>> Start Listing

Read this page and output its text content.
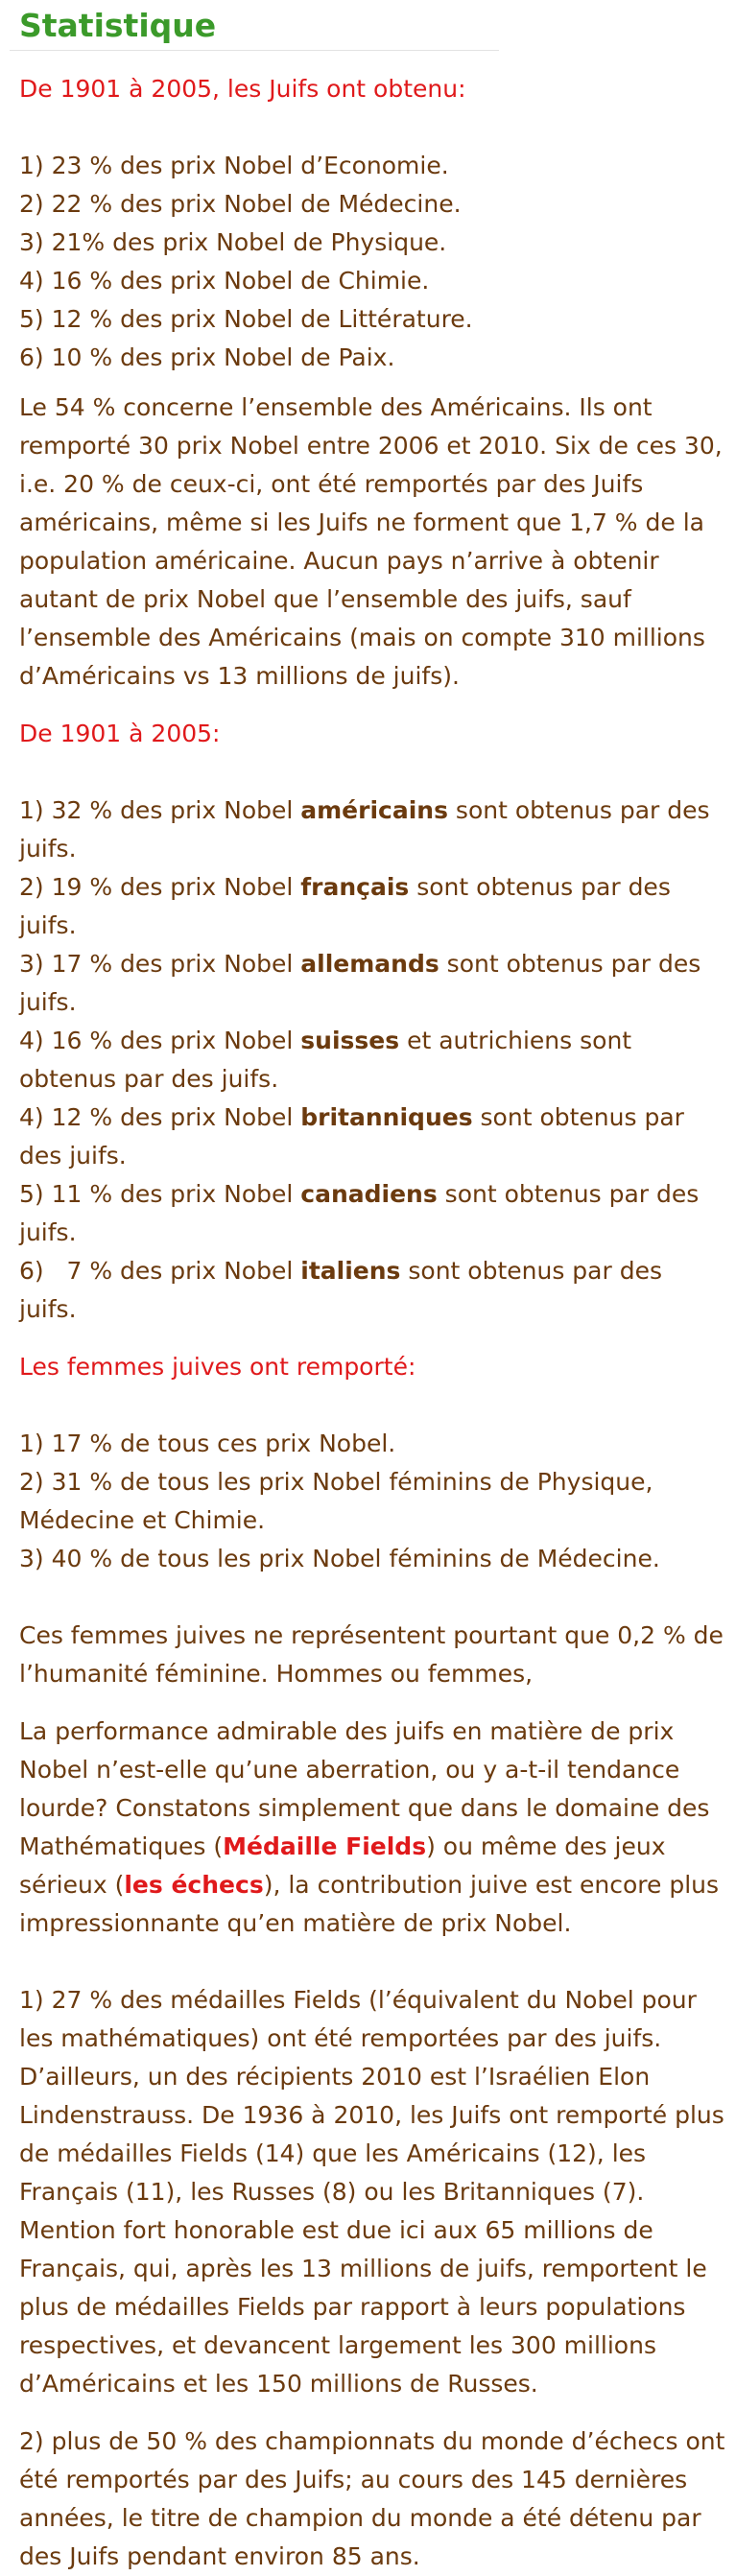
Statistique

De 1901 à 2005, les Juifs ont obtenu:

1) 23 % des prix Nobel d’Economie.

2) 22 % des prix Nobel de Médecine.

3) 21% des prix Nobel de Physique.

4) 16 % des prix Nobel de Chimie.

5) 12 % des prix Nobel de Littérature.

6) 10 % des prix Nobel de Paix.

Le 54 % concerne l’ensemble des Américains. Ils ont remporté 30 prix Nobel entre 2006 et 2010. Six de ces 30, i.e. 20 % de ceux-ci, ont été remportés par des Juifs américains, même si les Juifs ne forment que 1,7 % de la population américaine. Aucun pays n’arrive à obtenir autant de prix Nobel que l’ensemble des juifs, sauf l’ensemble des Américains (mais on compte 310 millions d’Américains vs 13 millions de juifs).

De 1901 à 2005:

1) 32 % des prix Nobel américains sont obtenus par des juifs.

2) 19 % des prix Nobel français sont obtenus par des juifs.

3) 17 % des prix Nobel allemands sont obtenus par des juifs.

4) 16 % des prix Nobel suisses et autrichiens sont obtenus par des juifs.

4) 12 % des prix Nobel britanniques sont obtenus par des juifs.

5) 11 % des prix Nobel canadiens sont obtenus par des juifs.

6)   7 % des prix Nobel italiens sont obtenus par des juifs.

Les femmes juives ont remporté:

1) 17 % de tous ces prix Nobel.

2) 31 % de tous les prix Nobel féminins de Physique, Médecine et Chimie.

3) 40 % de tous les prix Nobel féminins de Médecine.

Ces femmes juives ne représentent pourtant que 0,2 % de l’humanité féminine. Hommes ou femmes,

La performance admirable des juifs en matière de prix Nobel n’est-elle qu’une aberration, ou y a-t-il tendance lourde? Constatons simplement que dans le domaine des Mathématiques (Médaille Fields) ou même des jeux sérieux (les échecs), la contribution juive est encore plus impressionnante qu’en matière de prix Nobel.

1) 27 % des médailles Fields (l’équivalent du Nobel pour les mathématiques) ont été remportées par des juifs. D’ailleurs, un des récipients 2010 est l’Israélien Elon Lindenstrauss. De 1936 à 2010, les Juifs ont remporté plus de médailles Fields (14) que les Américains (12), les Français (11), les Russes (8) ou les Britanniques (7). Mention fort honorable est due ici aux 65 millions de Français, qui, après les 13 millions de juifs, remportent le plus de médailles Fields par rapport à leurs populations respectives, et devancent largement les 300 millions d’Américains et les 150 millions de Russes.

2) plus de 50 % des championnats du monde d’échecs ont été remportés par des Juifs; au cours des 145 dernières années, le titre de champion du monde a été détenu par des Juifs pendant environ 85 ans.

>> End Listing
>> Start Listing

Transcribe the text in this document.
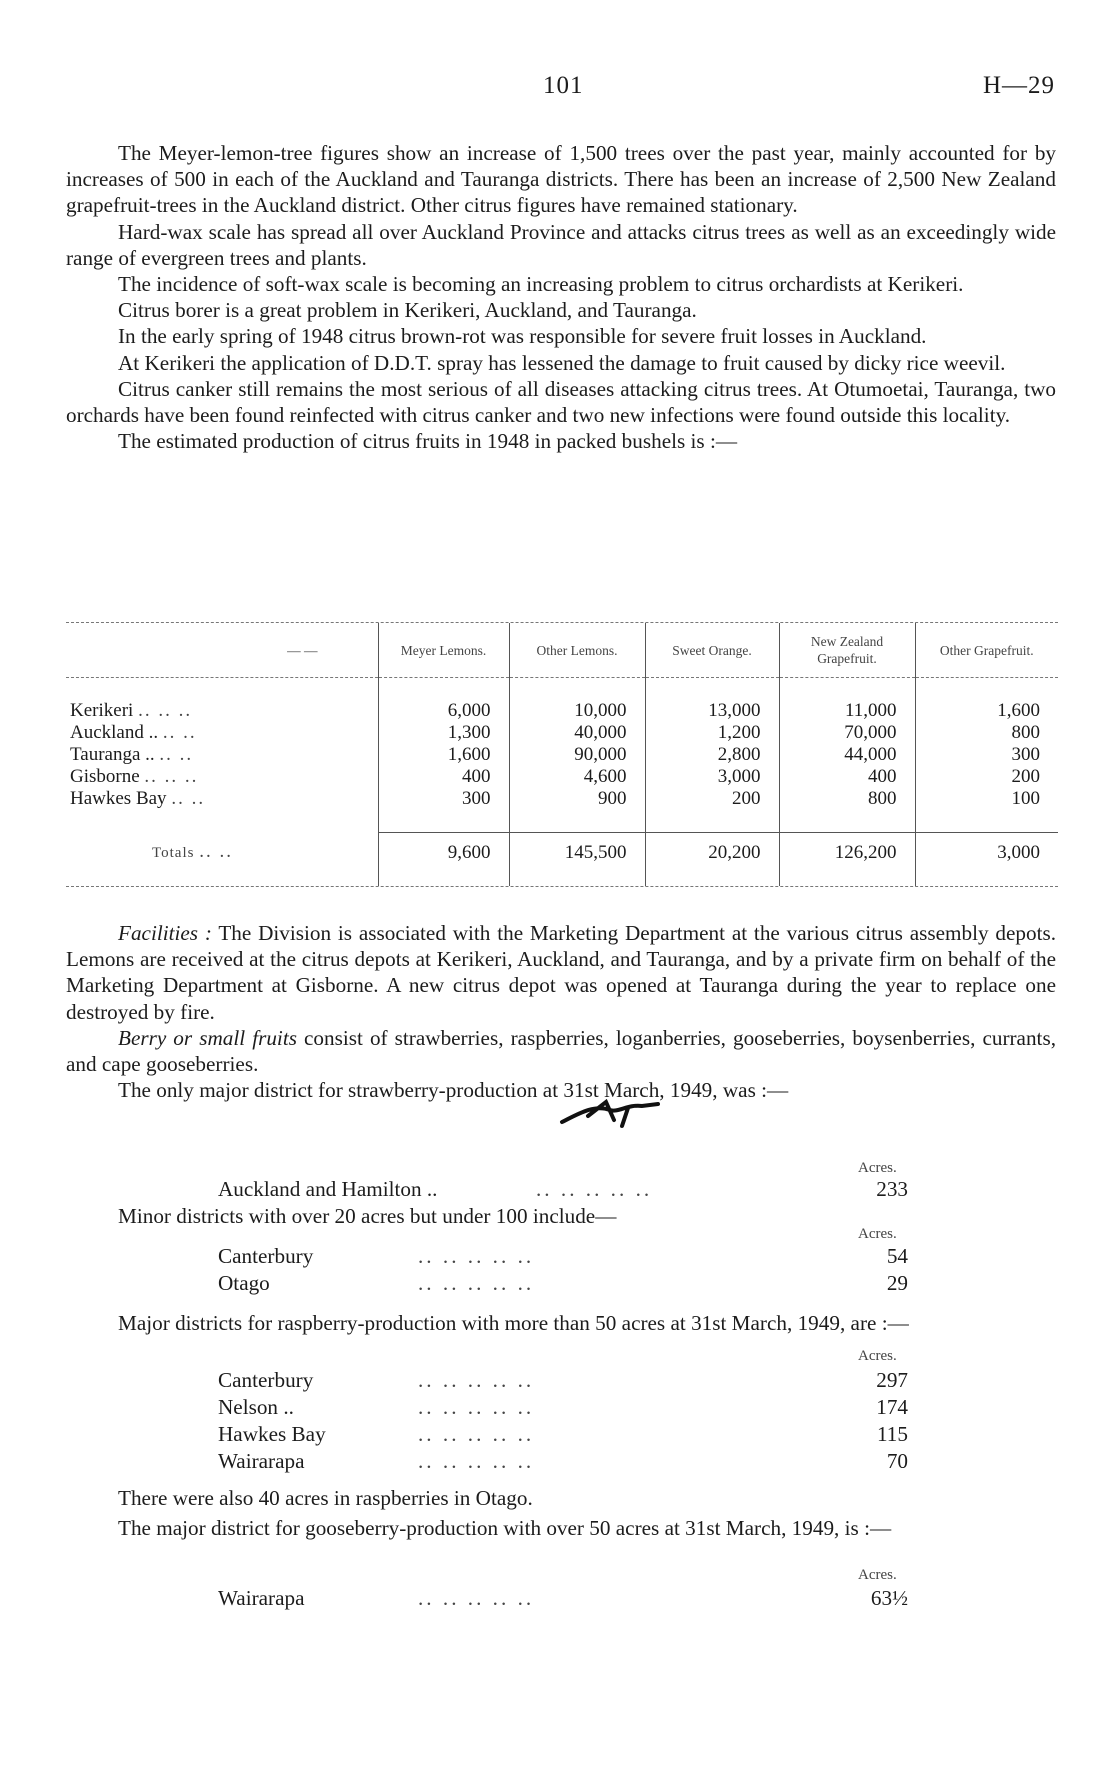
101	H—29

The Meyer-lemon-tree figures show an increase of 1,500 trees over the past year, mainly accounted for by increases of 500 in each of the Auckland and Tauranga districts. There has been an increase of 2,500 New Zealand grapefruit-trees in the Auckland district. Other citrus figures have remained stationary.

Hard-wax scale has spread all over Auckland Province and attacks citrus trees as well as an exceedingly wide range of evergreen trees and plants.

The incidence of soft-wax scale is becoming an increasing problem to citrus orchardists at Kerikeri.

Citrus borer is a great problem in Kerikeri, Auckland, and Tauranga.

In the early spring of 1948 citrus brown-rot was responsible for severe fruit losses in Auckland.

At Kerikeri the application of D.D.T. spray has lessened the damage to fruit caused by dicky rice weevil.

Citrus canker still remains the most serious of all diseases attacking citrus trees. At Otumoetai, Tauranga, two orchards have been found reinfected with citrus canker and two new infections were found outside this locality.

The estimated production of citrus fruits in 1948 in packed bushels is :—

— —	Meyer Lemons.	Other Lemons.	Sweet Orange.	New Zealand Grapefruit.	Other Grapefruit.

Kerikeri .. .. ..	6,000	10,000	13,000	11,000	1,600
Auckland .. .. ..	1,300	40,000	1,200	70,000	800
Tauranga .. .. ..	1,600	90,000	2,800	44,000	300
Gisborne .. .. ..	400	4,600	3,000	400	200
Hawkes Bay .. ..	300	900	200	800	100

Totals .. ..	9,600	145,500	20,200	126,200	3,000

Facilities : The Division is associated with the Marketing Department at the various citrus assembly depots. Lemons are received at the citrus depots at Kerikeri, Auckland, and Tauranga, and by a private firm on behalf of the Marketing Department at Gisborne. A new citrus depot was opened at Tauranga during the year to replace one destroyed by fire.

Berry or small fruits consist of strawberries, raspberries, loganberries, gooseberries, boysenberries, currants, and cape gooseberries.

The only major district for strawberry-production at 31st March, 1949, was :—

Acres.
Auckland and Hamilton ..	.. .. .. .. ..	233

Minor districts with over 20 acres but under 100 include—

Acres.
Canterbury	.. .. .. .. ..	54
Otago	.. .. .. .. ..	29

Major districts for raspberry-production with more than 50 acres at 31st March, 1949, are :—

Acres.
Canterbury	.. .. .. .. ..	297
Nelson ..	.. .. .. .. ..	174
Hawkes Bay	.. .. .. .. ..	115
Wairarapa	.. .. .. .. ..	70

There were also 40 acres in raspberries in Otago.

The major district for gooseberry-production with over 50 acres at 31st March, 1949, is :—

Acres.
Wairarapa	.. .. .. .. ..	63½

>> End Listing

• [Given problem] Lines of the material that contain the word "Auckland" are to be gathered.

• [Result below]
The Meyer-lemon-tree figures show an increase of 1,500 trees over the past year, mainly accounted for by increases of 500 in each of the Auckland and Tauranga districts. There has been an increase of 2,500 New Zealand grapefruit-trees in the Auckland district. Other citrus figures have remained stationary.
Hard-wax scale has spread all over Auckland Province and attacks citrus trees as well as an exceedingly wide range of evergreen trees and plants.
Citrus borer is a great problem in Kerikeri, Auckland, and Tauranga.
In the early spring of 1948 citrus brown-rot was responsible for severe fruit losses in Auckland.
Auckland .. .. ..	1,300	40,000	1,200	70,000	800
Facilities : The Division is associated with the Marketing Department at the various citrus assembly depots. Lemons are received at the citrus depots at Kerikeri, Auckland, and Tauranga, and by a private firm on behalf of the Marketing Department at Gisborne. A new citrus depot was opened at Tauranga during the year to replace one destroyed by fire.
Auckland and Hamilton ..	.. .. .. .. ..	233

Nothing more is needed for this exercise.